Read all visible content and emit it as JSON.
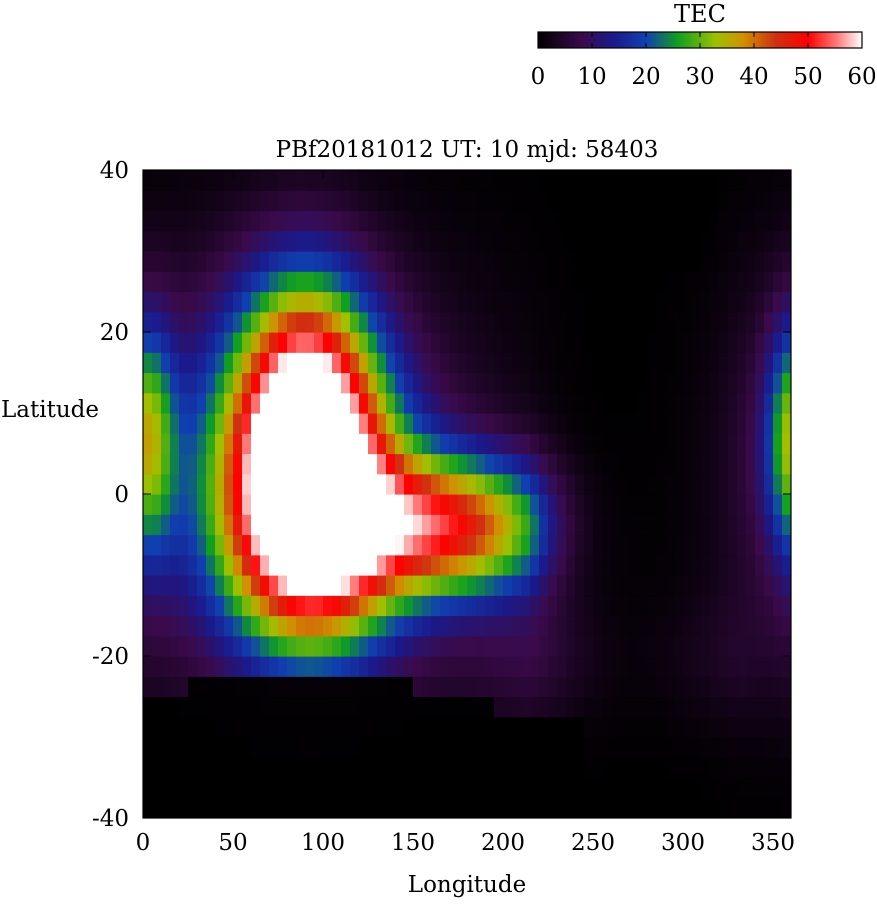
{
  "chart_data": {
    "type": "heatmap",
    "title": "PBf20181012  UT: 10  mjd: 58403",
    "xlabel": "Longitude",
    "ylabel": "Latitude",
    "xlim": [
      0,
      360
    ],
    "ylim": [
      -40,
      40
    ],
    "x_ticks": [
      0,
      50,
      100,
      150,
      200,
      250,
      300,
      350
    ],
    "y_ticks": [
      -40,
      -20,
      0,
      20,
      40
    ],
    "grid": false,
    "colorbar": {
      "title": "TEC",
      "range": [
        0,
        60
      ],
      "ticks": [
        0,
        10,
        20,
        30,
        40,
        50,
        60
      ],
      "placement": "top-right",
      "stops": [
        {
          "v": 0,
          "color": "#000000"
        },
        {
          "v": 8,
          "color": "#3a0a4a"
        },
        {
          "v": 14,
          "color": "#1a1a8c"
        },
        {
          "v": 20,
          "color": "#1040b0"
        },
        {
          "v": 26,
          "color": "#10a020"
        },
        {
          "v": 33,
          "color": "#a0c000"
        },
        {
          "v": 38,
          "color": "#d09000"
        },
        {
          "v": 44,
          "color": "#d03010"
        },
        {
          "v": 50,
          "color": "#ff0000"
        },
        {
          "v": 55,
          "color": "#ff7070"
        },
        {
          "v": 60,
          "color": "#ffffff"
        }
      ]
    },
    "grid_spacing": {
      "lon": 5,
      "lat": 2.5
    },
    "features": [
      {
        "lon": 93,
        "lat": -3,
        "peak": 61,
        "sx": 32,
        "sy": 11
      },
      {
        "lon": 90,
        "lat": 12,
        "peak": 44,
        "sx": 26,
        "sy": 11
      },
      {
        "lon": 170,
        "lat": -4,
        "peak": 43,
        "sx": 42,
        "sy": 6
      },
      {
        "lon": 75,
        "lat": 3,
        "peak": 15,
        "sx": 70,
        "sy": 17
      },
      {
        "lon": 362,
        "lat": 7,
        "peak": 27,
        "sx": 11,
        "sy": 10
      },
      {
        "lon": 250,
        "lat": -20,
        "peak": 8,
        "sx": 55,
        "sy": 6
      }
    ]
  }
}
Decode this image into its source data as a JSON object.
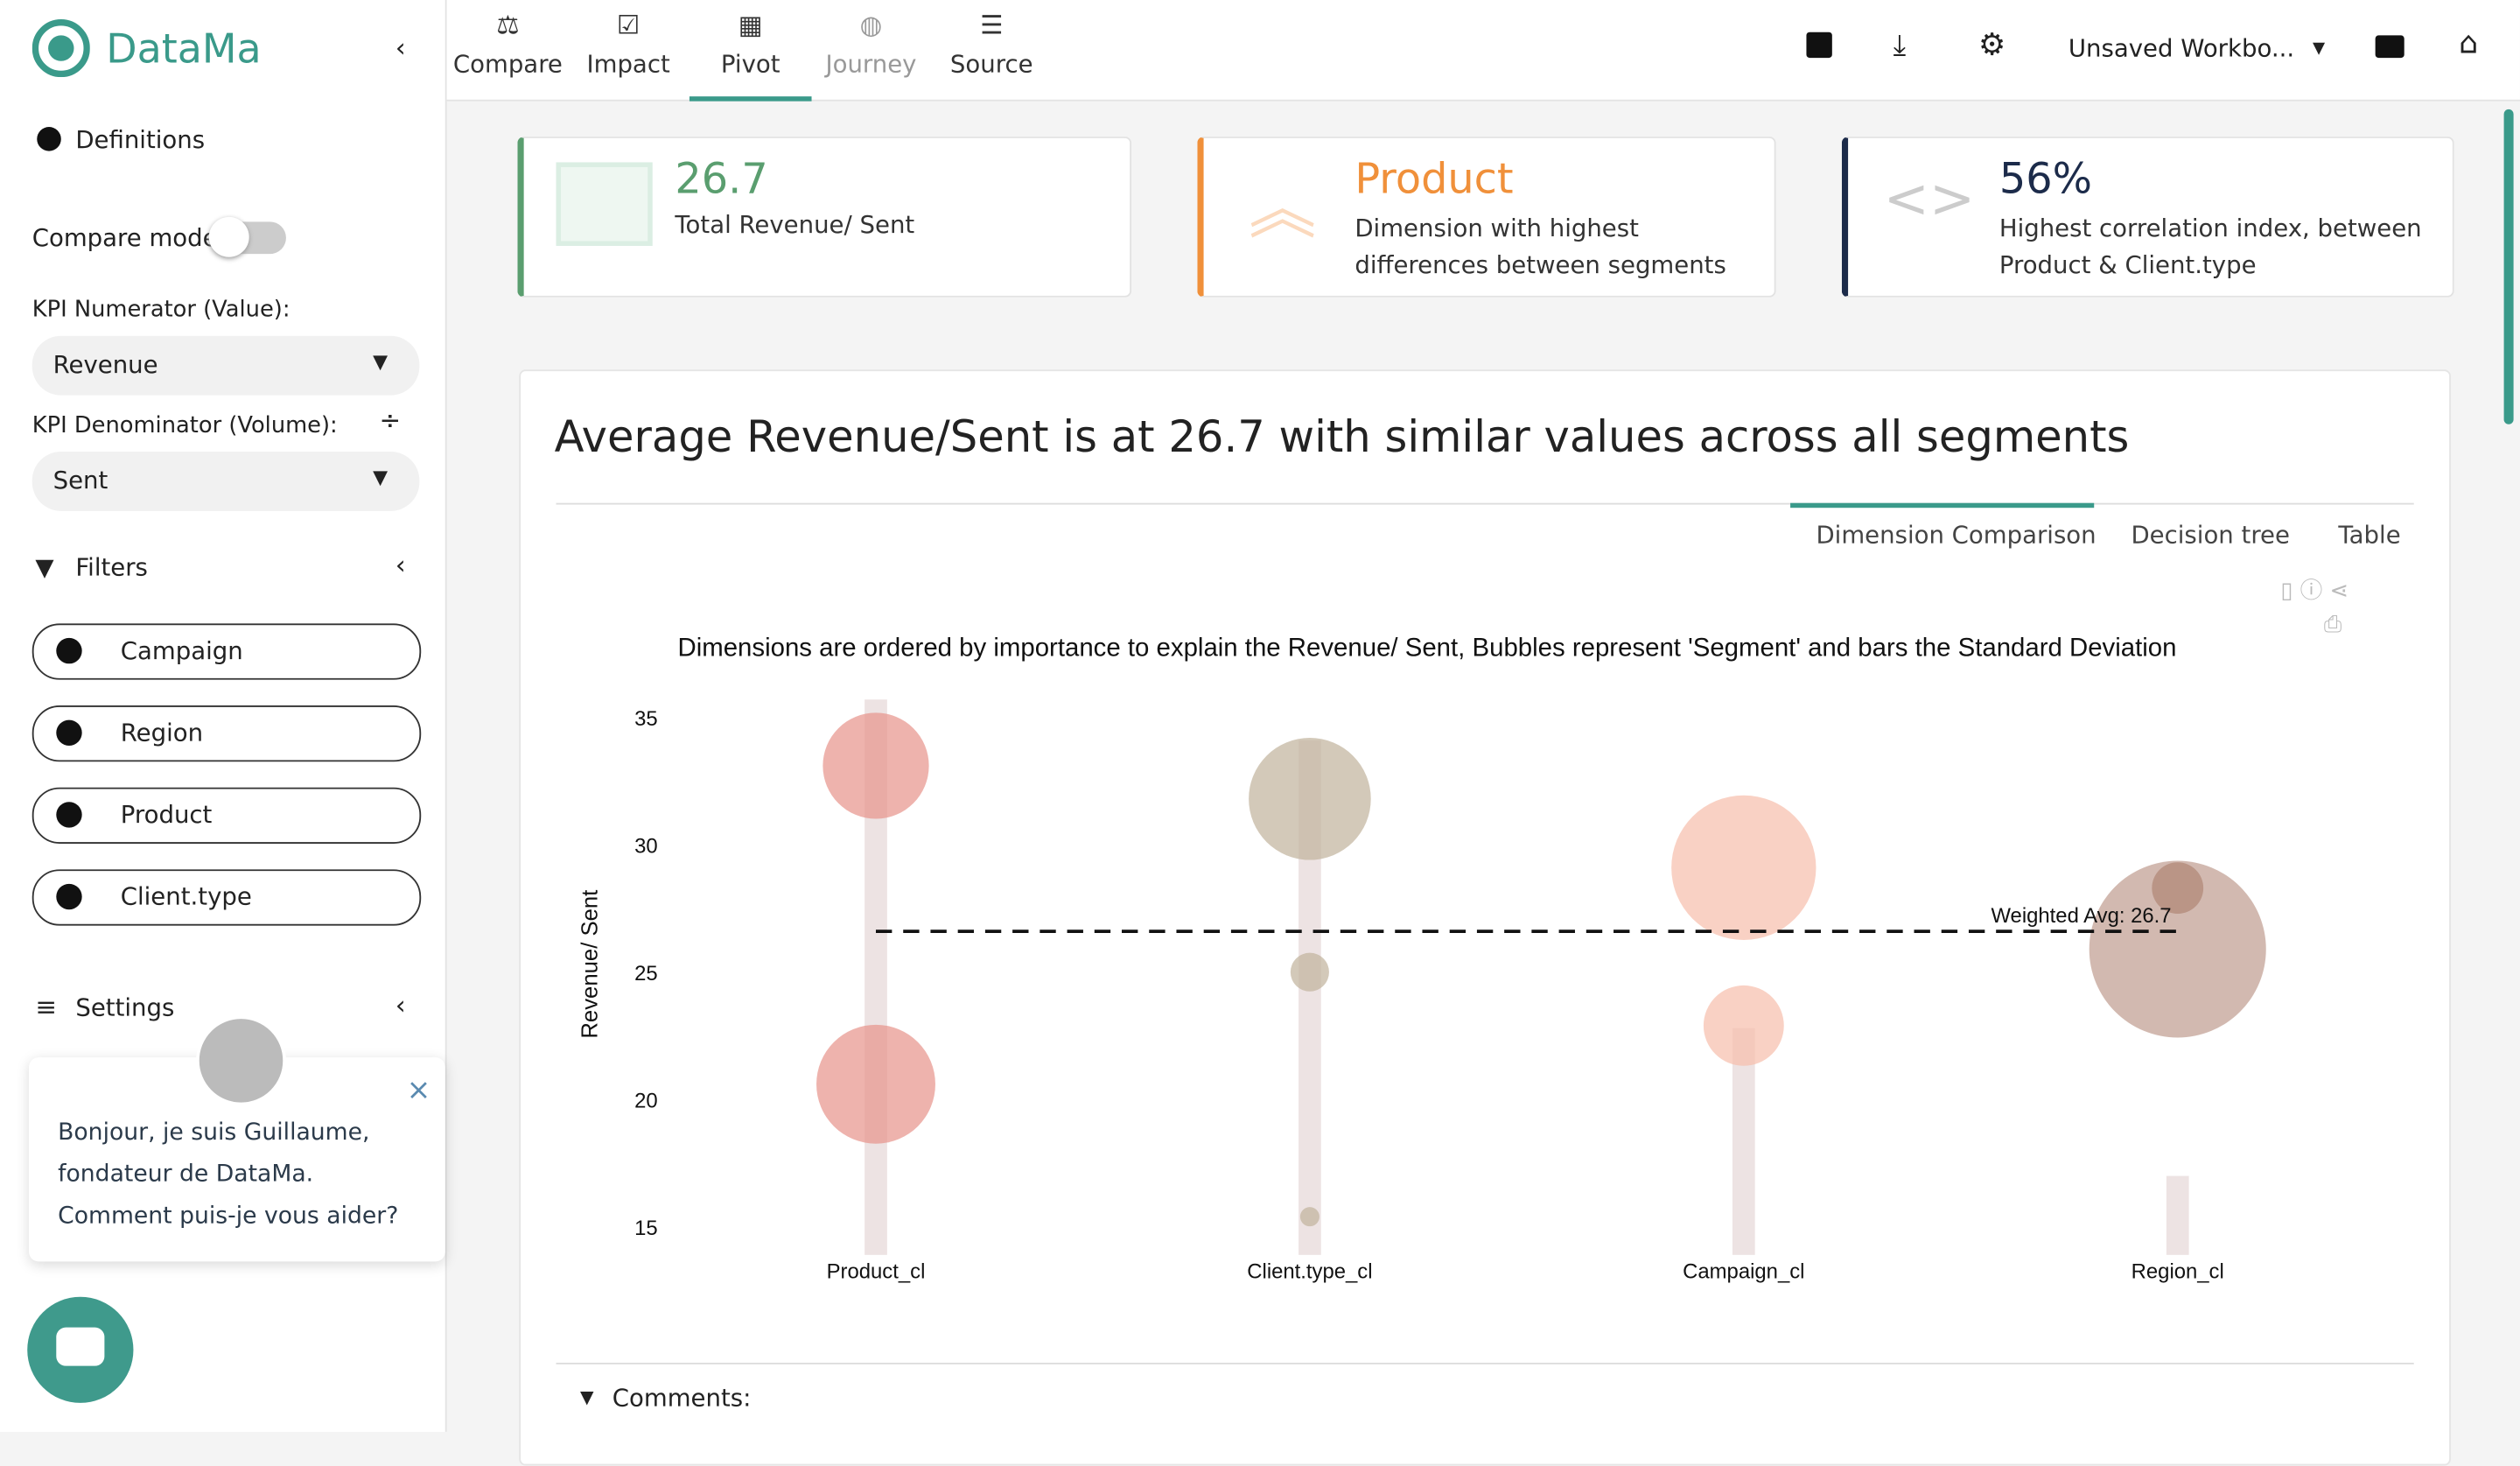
{
  "sidebar": {
    "brand": "DataMa",
    "definitions": "Definitions",
    "compare_mode": "Compare mode",
    "kpi_numerator_label": "KPI Numerator (Value):",
    "kpi_numerator": "Revenue",
    "kpi_denominator_label": "KPI Denominator (Volume):",
    "kpi_denominator": "Sent",
    "filters": "Filters",
    "filter_items": [
      "Campaign",
      "Region",
      "Product",
      "Client.type"
    ],
    "settings": "Settings",
    "chat_message": "Bonjour, je suis Guillaume, fondateur de DataMa. Comment puis-je vous aider?"
  },
  "nav": {
    "tabs": [
      "Compare",
      "Impact",
      "Pivot",
      "Journey",
      "Source"
    ],
    "workbook": "Unsaved Workbo..."
  },
  "kpi_cards": [
    {
      "value": "26.7",
      "label": "Total Revenue/ Sent"
    },
    {
      "value": "Product",
      "label": "Dimension with highest differences between segments"
    },
    {
      "value": "56%",
      "label": "Highest correlation index, between Product & Client.type"
    }
  ],
  "panel": {
    "headline": "Average Revenue/Sent is at 26.7 with similar values across all segments",
    "tabs": [
      "Dimension Comparison",
      "Decision tree",
      "Table"
    ],
    "comments": "Comments:"
  },
  "chart_data": {
    "type": "bubble",
    "title": "Dimensions are ordered by importance to explain the Revenue/ Sent, Bubbles represent 'Segment' and bars the Standard Deviation",
    "y_label": "Revenue/ Sent",
    "categories": [
      "Product_cl",
      "Client.type_cl",
      "Campaign_cl",
      "Region_cl"
    ],
    "bars": {
      "values": [
        35.8,
        34.2,
        22.9,
        17.1
      ],
      "color": "#ede3e3"
    },
    "bubbles": [
      {
        "x": "Product_cl",
        "y": 33.2,
        "size": 33,
        "color": "#e8958e"
      },
      {
        "x": "Product_cl",
        "y": 20.7,
        "size": 37,
        "color": "#e8958e"
      },
      {
        "x": "Client.type_cl",
        "y": 31.9,
        "size": 38,
        "color": "#c2b49e"
      },
      {
        "x": "Client.type_cl",
        "y": 25.1,
        "size": 12,
        "color": "#c2b49e"
      },
      {
        "x": "Client.type_cl",
        "y": 15.5,
        "size": 6,
        "color": "#c2b49e"
      },
      {
        "x": "Campaign_cl",
        "y": 29.2,
        "size": 45,
        "color": "#f6bfad"
      },
      {
        "x": "Campaign_cl",
        "y": 23.0,
        "size": 25,
        "color": "#f6bfad"
      },
      {
        "x": "Region_cl",
        "y": 26.0,
        "size": 55,
        "color": "#c09e91"
      },
      {
        "x": "Region_cl",
        "y": 28.4,
        "size": 16,
        "color": "#b08676"
      }
    ],
    "avg_line": {
      "value": 26.7,
      "label": "Weighted Avg: 26.7"
    },
    "ylim": [
      14,
      35.8
    ],
    "yticks": [
      15,
      20,
      25,
      30,
      35
    ]
  }
}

◆ **To do**
Keep every word of the data as it is when you write it out, but drop the pictures.

◆ **Output of the exercise**
Read all visible content and emit it as JSON.
{
  "chart_data": {
    "type": "heatmap",
    "title": "PBf20181012  UT: 10  mjd: 58403",
    "xlabel": "Longitude",
    "ylabel": "Latitude",
    "xlim": [
      0,
      360
    ],
    "ylim": [
      -40,
      40
    ],
    "x_ticks": [
      0,
      50,
      100,
      150,
      200,
      250,
      300,
      350
    ],
    "y_ticks": [
      -40,
      -20,
      0,
      20,
      40
    ],
    "grid": false,
    "colorbar": {
      "title": "TEC",
      "range": [
        0,
        60
      ],
      "ticks": [
        0,
        10,
        20,
        30,
        40,
        50,
        60
      ],
      "placement": "top-right",
      "stops": [
        {
          "v": 0,
          "color": "#000000"
        },
        {
          "v": 8,
          "color": "#3a0a4a"
        },
        {
          "v": 14,
          "color": "#1a1a8c"
        },
        {
          "v": 20,
          "color": "#1040b0"
        },
        {
          "v": 26,
          "color": "#10a020"
        },
        {
          "v": 33,
          "color": "#a0c000"
        },
        {
          "v": 38,
          "color": "#d09000"
        },
        {
          "v": 44,
          "color": "#d03010"
        },
        {
          "v": 50,
          "color": "#ff0000"
        },
        {
          "v": 55,
          "color": "#ff7070"
        },
        {
          "v": 60,
          "color": "#ffffff"
        }
      ]
    },
    "grid_spacing": {
      "lon": 5,
      "lat": 2.5
    },
    "features": [
      {
        "lon": 93,
        "lat": -3,
        "peak": 61,
        "sx": 32,
        "sy": 11
      },
      {
        "lon": 90,
        "lat": 12,
        "peak": 44,
        "sx": 26,
        "sy": 11
      },
      {
        "lon": 170,
        "lat": -4,
        "peak": 43,
        "sx": 42,
        "sy": 6
      },
      {
        "lon": 75,
        "lat": 3,
        "peak": 15,
        "sx": 70,
        "sy": 17
      },
      {
        "lon": 362,
        "lat": 7,
        "peak": 27,
        "sx": 11,
        "sy": 10
      },
      {
        "lon": 250,
        "lat": -20,
        "peak": 8,
        "sx": 55,
        "sy": 6
      }
    ]
  }
}
Decode this image into its source data as a JSON object.
{
  "sidebar": {
    "brand": "DataMa",
    "definitions": "Definitions",
    "compare_mode": "Compare mode",
    "kpi_numerator_label": "KPI Numerator (Value):",
    "kpi_numerator": "Revenue",
    "kpi_denominator_label": "KPI Denominator (Volume):",
    "kpi_denominator": "Sent",
    "filters": "Filters",
    "filter_items": [
      "Campaign",
      "Region",
      "Product",
      "Client.type"
    ],
    "settings": "Settings",
    "chat_message": "Bonjour, je suis Guillaume, fondateur de DataMa. Comment puis-je vous aider?"
  },
  "nav": {
    "tabs": [
      "Compare",
      "Impact",
      "Pivot",
      "Journey",
      "Source"
    ],
    "workbook": "Unsaved Workbo..."
  },
  "kpi_cards": [
    {
      "value": "26.7",
      "label": "Total Revenue/ Sent"
    },
    {
      "value": "Product",
      "label": "Dimension with highest differences between segments"
    },
    {
      "value": "56%",
      "label": "Highest correlation index, between Product & Client.type"
    }
  ],
  "panel": {
    "headline": "Average Revenue/Sent is at 26.7 with similar values across all segments",
    "tabs": [
      "Dimension Comparison",
      "Decision tree",
      "Table"
    ],
    "comments": "Comments:"
  },
  "chart_data": {
    "type": "bubble",
    "title": "Dimensions are ordered by importance to explain the Revenue/ Sent, Bubbles represent 'Segment' and bars the Standard Deviation",
    "y_label": "Revenue/ Sent",
    "categories": [
      "Product_cl",
      "Client.type_cl",
      "Campaign_cl",
      "Region_cl"
    ],
    "bars": {
      "values": [
        35.8,
        34.2,
        22.9,
        17.1
      ],
      "color": "#ede3e3"
    },
    "bubbles": [
      {
        "x": "Product_cl",
        "y": 33.2,
        "size": 33,
        "color": "#e8958e"
      },
      {
        "x": "Product_cl",
        "y": 20.7,
        "size": 37,
        "color": "#e8958e"
      },
      {
        "x": "Client.type_cl",
        "y": 31.9,
        "size": 38,
        "color": "#c2b49e"
      },
      {
        "x": "Client.type_cl",
        "y": 25.1,
        "size": 12,
        "color": "#c2b49e"
      },
      {
        "x": "Client.type_cl",
        "y": 15.5,
        "size": 6,
        "color": "#c2b49e"
      },
      {
        "x": "Campaign_cl",
        "y": 29.2,
        "size": 45,
        "color": "#f6bfad"
      },
      {
        "x": "Campaign_cl",
        "y": 23.0,
        "size": 25,
        "color": "#f6bfad"
      },
      {
        "x": "Region_cl",
        "y": 26.0,
        "size": 55,
        "color": "#c09e91"
      },
      {
        "x": "Region_cl",
        "y": 28.4,
        "size": 16,
        "color": "#b08676"
      }
    ],
    "avg_line": {
      "value": 26.7,
      "label": "Weighted Avg: 26.7"
    },
    "ylim": [
      14,
      35.8
    ],
    "yticks": [
      15,
      20,
      25,
      30,
      35
    ]
  }
}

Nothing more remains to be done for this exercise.